# START OF Rows

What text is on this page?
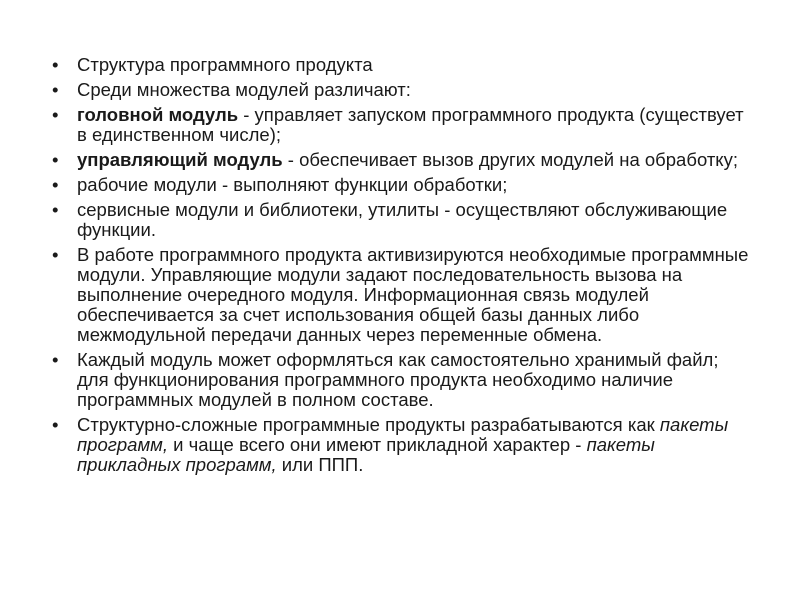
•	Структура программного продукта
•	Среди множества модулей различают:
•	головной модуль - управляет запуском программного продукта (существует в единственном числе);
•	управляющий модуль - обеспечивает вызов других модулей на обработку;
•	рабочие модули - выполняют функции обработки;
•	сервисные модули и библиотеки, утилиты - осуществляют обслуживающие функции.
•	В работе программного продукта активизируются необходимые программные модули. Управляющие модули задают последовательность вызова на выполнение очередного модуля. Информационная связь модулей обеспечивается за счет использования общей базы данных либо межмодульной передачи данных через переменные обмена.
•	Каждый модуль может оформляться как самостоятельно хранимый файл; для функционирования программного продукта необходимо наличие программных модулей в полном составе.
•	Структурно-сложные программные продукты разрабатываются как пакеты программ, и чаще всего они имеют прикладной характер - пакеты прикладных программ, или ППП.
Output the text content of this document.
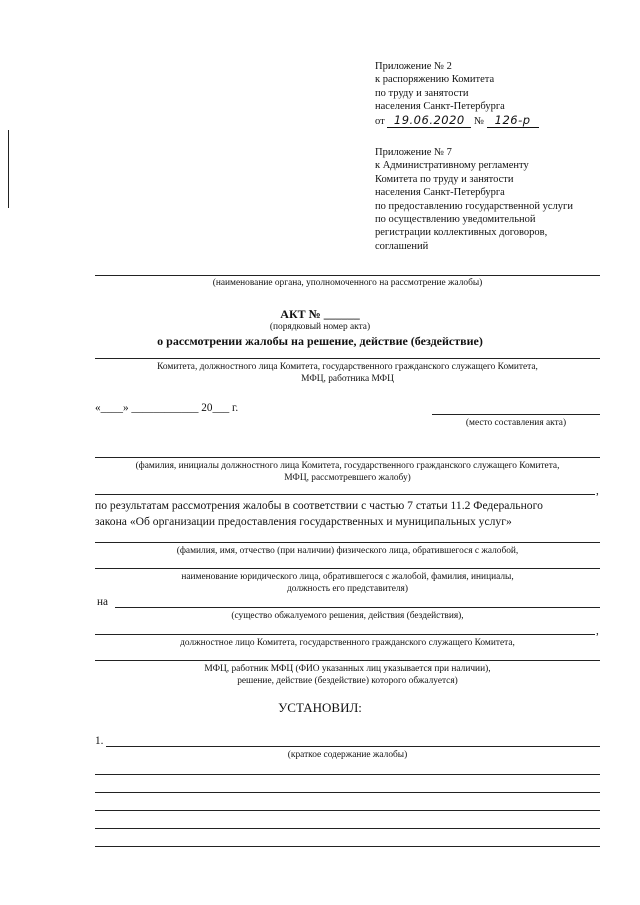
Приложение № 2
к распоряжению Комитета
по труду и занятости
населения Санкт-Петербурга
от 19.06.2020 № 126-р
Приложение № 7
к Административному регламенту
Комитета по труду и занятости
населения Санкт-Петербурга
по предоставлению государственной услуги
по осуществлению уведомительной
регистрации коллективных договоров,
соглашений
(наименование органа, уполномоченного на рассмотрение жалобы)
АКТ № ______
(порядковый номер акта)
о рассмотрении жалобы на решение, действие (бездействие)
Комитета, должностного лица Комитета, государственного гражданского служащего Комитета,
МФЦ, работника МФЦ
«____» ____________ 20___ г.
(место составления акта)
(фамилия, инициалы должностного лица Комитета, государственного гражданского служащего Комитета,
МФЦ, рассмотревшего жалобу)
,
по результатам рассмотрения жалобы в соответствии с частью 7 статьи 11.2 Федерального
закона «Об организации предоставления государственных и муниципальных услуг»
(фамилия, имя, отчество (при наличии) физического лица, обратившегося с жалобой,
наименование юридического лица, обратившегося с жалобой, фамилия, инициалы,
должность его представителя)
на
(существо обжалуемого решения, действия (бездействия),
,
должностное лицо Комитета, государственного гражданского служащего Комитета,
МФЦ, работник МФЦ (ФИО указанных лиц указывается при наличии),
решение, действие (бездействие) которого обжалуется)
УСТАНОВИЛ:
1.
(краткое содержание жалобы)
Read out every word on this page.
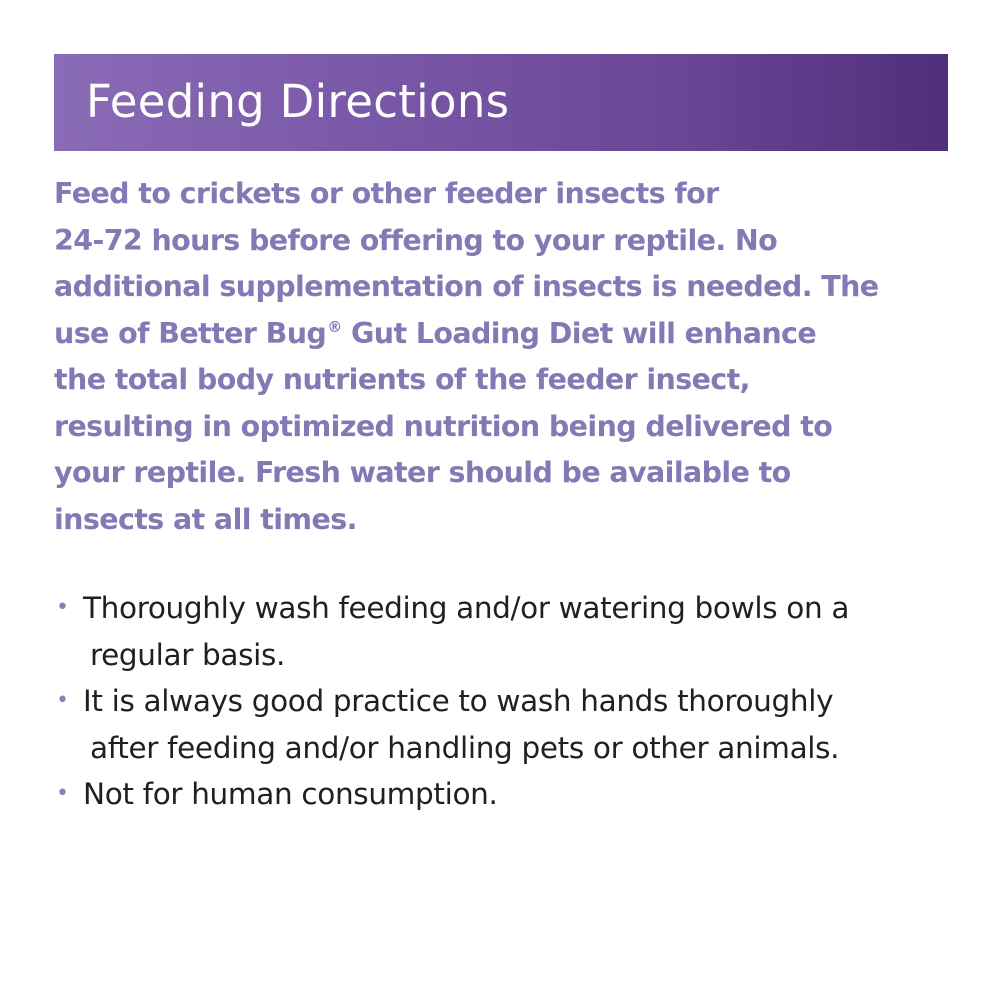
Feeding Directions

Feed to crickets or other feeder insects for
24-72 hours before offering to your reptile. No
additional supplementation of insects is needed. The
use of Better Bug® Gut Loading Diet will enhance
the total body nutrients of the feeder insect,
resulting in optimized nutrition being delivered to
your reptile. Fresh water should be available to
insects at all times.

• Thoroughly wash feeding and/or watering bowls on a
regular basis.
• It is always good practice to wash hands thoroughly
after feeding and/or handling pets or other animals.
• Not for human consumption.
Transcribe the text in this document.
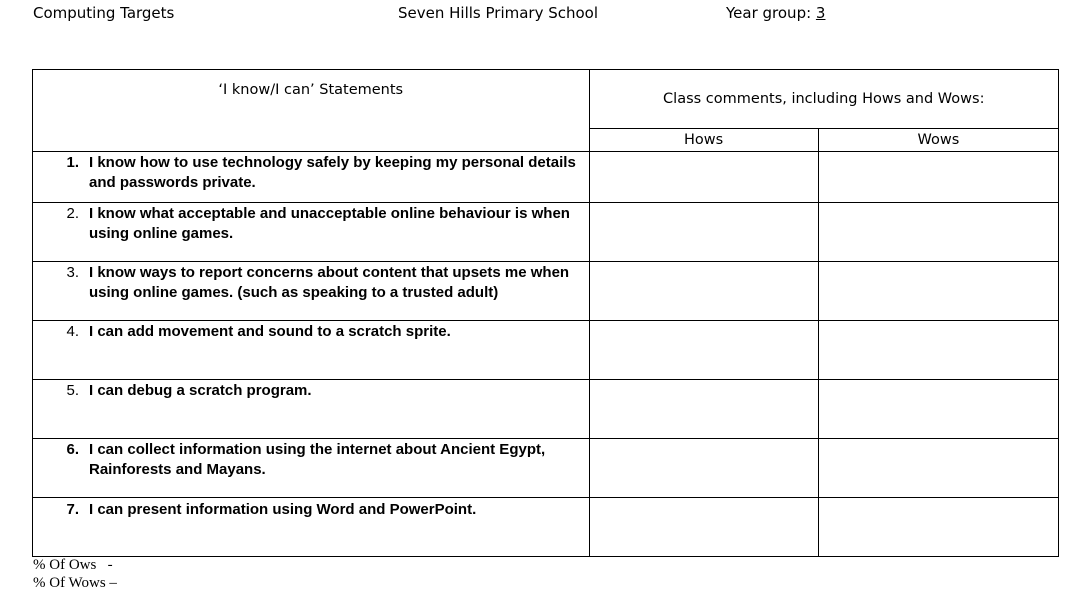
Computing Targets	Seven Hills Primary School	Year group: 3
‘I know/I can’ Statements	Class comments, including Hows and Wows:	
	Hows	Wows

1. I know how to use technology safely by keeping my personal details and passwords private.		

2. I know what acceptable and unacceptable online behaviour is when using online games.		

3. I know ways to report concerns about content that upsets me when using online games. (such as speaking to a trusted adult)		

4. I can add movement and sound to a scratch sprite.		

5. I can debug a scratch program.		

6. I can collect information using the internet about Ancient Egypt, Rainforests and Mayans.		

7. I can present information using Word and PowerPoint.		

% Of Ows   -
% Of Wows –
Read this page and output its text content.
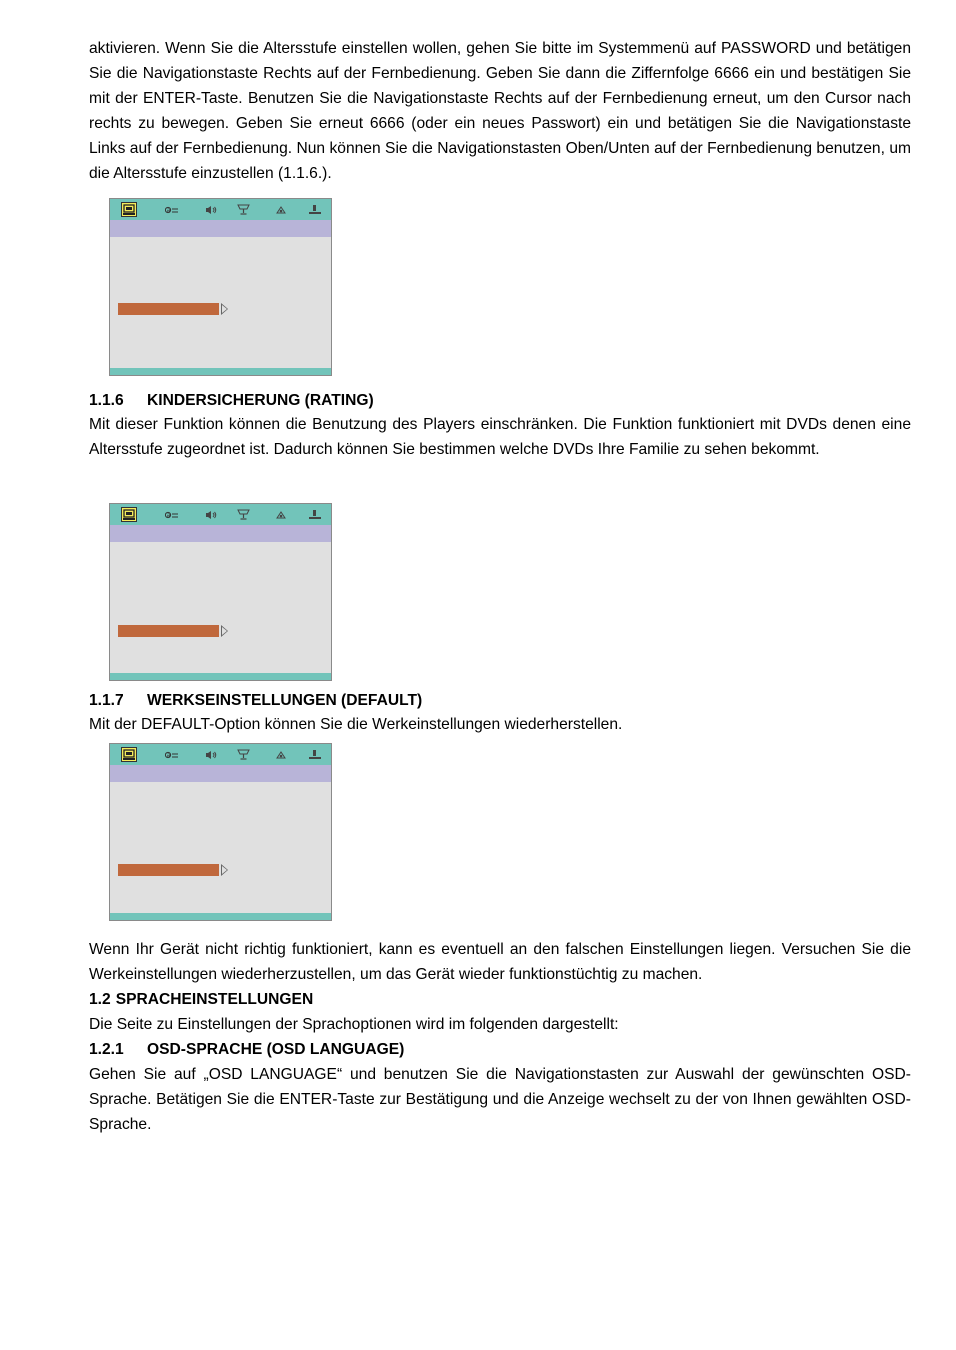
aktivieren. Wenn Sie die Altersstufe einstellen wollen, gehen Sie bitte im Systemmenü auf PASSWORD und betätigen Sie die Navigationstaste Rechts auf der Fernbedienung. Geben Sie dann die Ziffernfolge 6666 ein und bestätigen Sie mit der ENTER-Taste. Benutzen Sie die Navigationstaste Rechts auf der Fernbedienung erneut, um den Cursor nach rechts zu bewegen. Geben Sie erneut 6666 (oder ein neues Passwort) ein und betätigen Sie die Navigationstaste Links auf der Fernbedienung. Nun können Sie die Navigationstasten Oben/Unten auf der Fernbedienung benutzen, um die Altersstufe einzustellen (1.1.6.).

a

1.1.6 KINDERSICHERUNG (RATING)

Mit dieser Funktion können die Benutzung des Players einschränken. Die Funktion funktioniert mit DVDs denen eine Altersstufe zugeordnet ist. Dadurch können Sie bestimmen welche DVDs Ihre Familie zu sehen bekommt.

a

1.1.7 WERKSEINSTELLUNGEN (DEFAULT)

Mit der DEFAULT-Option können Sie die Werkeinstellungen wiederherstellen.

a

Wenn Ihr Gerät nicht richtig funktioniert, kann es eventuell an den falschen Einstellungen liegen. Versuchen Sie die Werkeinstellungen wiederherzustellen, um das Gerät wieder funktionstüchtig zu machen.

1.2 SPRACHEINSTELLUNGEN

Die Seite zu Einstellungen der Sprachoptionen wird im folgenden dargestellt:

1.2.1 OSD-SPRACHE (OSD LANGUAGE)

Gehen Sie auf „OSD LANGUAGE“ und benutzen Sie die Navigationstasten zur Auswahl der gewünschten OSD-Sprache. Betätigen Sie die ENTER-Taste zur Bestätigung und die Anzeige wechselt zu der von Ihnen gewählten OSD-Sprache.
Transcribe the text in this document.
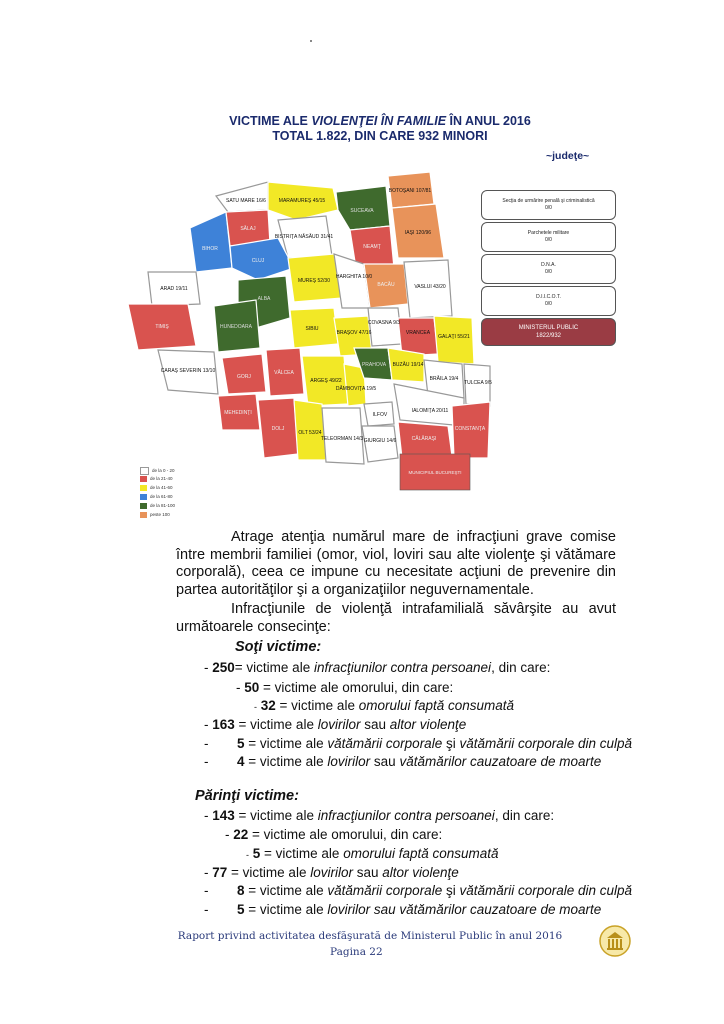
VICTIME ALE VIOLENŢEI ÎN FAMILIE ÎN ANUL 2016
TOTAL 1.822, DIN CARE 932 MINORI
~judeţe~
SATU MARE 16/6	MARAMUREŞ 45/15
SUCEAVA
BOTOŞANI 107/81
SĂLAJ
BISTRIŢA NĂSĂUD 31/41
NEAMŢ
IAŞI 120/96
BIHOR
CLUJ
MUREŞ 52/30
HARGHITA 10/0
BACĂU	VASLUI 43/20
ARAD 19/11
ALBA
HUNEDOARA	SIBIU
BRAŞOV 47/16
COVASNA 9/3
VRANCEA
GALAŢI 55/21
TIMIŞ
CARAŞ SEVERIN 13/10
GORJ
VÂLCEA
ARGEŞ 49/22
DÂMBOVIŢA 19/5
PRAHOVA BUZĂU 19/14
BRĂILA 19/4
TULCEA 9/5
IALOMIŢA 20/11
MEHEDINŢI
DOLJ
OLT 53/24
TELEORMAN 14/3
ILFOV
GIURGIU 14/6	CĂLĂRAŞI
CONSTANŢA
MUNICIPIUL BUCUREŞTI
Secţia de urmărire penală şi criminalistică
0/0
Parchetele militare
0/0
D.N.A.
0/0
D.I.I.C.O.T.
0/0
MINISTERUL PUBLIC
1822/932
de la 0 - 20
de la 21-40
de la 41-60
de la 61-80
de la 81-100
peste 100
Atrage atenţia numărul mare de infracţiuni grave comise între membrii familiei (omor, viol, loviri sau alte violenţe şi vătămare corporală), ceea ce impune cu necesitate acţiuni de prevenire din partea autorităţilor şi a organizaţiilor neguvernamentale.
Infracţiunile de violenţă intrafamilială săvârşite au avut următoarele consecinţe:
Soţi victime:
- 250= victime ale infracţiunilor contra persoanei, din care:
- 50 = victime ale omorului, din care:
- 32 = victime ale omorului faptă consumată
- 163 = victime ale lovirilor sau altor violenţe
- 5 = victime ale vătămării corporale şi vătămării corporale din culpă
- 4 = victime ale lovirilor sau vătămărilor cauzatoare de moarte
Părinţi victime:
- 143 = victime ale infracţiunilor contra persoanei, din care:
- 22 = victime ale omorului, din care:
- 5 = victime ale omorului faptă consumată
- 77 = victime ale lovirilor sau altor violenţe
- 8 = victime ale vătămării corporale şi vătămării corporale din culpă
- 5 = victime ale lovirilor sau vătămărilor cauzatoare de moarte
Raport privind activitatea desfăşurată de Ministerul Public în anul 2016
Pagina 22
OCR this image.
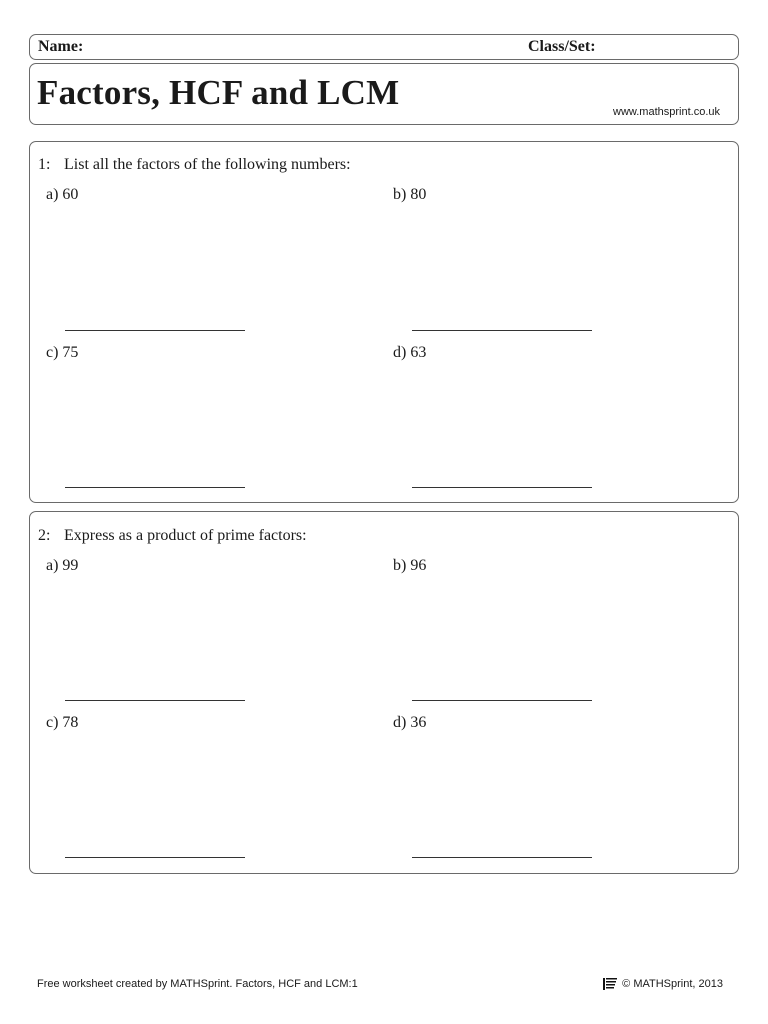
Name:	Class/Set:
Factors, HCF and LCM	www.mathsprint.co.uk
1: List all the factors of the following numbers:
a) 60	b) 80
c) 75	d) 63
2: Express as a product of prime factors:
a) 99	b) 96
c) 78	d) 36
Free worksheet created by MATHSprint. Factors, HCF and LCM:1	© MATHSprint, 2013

# END OF Rows

Give back, word for word, every line from the one holding "OCR this image." through the last line of the listing. Pictures are excluded.

OCR this image.
Name:	Class/Set:
Factors, HCF and LCM	www.mathsprint.co.uk
1: List all the factors of the following numbers:
a) 60	b) 80
c) 75	d) 63
2: Express as a product of prime factors:
a) 99	b) 96
c) 78	d) 36
Free worksheet created by MATHSprint. Factors, HCF and LCM:1	© MATHSprint, 2013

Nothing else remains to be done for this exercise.